***** RECORDS FOR THE TASK
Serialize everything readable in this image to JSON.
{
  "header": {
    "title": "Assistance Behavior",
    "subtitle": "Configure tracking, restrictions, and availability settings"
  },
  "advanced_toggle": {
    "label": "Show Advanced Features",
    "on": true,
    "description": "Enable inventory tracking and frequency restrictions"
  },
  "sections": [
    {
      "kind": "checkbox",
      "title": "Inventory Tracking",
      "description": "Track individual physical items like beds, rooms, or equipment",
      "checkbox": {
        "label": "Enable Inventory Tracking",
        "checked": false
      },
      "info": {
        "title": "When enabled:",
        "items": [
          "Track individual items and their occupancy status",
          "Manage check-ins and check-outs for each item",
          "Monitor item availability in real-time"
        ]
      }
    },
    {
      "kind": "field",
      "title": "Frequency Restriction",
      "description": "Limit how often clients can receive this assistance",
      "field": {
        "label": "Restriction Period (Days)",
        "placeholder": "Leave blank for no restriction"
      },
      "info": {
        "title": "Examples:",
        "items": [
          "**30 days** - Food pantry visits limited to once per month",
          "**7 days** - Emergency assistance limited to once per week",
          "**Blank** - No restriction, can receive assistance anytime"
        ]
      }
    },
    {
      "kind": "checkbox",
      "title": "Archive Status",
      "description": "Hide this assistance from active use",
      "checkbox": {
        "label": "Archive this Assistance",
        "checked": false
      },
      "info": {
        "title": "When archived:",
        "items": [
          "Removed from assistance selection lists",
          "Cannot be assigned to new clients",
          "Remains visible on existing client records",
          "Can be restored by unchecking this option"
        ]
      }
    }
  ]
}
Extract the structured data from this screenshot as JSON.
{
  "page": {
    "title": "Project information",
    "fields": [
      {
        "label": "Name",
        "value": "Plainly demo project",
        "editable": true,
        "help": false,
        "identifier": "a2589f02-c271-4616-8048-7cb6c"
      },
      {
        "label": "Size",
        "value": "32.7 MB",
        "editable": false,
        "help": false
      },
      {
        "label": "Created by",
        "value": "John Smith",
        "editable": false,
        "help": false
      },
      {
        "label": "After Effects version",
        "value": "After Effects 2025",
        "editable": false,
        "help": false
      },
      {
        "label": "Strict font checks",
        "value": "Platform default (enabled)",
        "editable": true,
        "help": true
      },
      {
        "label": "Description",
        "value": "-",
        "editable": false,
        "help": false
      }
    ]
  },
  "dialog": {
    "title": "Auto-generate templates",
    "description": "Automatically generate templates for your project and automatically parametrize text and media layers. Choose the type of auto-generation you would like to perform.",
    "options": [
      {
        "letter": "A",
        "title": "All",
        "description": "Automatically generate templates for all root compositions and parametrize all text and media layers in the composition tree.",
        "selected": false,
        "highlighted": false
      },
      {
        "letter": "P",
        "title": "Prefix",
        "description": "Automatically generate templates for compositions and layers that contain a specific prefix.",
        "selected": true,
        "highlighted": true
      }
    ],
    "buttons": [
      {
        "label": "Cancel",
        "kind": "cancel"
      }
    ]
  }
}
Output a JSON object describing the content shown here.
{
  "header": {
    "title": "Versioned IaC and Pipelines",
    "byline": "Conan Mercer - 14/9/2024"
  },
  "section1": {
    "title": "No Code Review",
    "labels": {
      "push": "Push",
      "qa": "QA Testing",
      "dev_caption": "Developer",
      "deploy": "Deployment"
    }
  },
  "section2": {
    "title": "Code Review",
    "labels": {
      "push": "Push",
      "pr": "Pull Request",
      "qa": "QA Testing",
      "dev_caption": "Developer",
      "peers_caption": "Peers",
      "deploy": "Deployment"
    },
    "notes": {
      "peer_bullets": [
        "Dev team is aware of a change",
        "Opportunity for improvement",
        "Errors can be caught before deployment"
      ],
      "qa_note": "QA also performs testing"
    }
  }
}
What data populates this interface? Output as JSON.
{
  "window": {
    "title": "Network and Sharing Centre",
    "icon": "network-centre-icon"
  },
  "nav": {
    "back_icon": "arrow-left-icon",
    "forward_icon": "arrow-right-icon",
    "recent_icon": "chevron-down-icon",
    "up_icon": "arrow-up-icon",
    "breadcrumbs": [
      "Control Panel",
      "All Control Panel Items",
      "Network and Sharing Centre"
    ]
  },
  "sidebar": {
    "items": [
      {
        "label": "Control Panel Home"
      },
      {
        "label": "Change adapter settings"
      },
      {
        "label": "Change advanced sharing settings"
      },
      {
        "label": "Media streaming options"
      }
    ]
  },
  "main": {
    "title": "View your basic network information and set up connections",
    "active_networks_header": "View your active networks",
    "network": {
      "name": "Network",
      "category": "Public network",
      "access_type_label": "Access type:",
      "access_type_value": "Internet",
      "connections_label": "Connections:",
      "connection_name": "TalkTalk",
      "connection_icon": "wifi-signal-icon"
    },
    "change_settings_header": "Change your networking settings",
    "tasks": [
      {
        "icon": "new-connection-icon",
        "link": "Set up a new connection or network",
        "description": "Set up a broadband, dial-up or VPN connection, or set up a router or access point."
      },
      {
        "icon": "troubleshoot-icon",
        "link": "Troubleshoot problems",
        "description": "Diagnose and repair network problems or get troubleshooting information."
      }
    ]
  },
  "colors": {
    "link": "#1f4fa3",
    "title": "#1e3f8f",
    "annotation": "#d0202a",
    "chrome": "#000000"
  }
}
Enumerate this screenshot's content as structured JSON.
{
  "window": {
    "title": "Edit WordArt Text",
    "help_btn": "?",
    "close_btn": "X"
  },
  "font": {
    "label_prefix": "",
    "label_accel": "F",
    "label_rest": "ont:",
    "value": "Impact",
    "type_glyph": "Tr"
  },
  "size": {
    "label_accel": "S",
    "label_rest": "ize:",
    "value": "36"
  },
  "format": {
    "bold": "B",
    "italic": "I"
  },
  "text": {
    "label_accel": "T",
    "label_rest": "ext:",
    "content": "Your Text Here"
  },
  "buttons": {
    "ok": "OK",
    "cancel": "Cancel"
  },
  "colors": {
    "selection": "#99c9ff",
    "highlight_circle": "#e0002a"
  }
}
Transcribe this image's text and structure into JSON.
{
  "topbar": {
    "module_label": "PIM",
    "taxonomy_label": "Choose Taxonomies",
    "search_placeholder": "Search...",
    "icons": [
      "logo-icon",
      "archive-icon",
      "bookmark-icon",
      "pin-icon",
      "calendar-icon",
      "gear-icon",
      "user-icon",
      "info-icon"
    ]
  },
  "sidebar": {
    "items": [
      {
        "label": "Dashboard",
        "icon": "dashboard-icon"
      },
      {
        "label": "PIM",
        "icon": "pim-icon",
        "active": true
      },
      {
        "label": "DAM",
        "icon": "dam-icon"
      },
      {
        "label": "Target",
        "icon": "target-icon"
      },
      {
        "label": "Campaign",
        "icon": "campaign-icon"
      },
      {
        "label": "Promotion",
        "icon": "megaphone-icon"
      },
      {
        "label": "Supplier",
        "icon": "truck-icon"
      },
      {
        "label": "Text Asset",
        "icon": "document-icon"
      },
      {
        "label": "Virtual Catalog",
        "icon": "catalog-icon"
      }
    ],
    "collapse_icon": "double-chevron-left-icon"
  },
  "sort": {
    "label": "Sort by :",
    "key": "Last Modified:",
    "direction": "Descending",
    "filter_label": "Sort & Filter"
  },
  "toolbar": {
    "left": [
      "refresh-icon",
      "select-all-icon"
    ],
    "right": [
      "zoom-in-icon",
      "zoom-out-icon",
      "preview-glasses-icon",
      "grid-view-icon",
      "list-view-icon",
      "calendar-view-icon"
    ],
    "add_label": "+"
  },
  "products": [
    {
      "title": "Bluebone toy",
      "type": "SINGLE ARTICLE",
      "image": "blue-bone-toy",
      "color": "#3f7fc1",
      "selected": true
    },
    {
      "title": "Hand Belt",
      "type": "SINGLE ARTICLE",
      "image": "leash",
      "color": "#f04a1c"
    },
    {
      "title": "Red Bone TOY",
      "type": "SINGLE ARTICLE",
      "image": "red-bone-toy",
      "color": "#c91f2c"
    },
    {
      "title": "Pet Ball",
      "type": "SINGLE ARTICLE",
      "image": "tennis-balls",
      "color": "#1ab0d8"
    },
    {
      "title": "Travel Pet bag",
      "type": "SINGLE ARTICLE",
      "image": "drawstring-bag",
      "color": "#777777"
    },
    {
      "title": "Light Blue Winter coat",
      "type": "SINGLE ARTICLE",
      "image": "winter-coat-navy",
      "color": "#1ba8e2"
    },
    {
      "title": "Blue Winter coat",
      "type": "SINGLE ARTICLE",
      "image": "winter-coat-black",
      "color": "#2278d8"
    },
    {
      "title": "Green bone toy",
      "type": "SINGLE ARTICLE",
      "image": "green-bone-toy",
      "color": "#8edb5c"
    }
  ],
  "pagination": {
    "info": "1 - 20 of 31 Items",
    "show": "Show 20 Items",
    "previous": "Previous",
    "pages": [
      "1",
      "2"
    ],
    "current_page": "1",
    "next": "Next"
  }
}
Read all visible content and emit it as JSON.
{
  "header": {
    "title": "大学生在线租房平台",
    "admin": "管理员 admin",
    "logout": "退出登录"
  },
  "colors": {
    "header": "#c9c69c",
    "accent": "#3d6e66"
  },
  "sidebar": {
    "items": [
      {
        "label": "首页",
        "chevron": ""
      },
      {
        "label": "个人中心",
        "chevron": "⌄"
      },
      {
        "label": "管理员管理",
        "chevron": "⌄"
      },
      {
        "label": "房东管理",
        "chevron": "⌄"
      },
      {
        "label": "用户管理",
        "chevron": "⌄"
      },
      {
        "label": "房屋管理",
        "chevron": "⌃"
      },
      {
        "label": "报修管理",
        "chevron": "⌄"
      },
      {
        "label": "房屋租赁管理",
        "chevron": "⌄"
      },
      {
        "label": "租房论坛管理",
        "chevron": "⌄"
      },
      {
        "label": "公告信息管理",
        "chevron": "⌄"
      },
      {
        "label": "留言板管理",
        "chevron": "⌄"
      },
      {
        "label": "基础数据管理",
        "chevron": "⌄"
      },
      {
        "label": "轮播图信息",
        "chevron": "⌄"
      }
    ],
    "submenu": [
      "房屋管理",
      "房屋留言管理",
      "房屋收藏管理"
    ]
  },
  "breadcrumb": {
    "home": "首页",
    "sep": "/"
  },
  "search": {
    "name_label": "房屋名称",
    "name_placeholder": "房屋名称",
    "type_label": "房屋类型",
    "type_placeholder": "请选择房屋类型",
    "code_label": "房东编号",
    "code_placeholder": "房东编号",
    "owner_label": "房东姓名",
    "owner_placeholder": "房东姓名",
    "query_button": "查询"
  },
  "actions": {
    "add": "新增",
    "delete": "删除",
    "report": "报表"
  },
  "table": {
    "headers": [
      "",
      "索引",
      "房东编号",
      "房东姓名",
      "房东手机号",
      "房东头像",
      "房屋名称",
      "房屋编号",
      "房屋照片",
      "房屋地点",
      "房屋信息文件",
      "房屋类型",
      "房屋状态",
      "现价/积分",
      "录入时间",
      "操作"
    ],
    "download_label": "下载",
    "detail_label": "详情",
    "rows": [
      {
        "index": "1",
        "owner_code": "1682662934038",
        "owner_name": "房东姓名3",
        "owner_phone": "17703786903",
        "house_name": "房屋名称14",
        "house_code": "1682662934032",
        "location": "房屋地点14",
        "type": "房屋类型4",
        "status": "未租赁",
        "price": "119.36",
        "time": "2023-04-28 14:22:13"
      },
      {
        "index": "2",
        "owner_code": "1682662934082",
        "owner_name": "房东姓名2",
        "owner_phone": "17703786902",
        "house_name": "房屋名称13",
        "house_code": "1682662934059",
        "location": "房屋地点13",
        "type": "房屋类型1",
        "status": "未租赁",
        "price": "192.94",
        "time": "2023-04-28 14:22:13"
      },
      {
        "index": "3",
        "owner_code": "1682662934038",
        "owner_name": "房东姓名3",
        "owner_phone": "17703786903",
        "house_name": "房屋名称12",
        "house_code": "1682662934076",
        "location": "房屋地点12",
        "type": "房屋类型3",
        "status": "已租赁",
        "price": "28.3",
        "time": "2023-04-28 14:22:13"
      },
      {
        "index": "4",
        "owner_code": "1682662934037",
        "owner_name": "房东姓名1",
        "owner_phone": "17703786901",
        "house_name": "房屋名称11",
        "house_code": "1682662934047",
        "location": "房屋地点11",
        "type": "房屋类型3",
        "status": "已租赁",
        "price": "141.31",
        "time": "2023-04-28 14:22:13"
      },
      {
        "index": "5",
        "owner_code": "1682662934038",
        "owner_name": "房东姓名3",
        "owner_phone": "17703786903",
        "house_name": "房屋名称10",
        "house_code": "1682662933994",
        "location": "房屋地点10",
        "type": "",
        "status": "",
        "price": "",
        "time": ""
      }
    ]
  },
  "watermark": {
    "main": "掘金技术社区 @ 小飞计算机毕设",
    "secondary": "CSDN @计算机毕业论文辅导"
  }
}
**********
PROBLEM TO WORK ON:
Report all lines of the data that include the word "index".

COMPLETED TASK:
        "index": "1",
        "index": "2",
        "index": "3",
        "index": "4",
        "index": "5",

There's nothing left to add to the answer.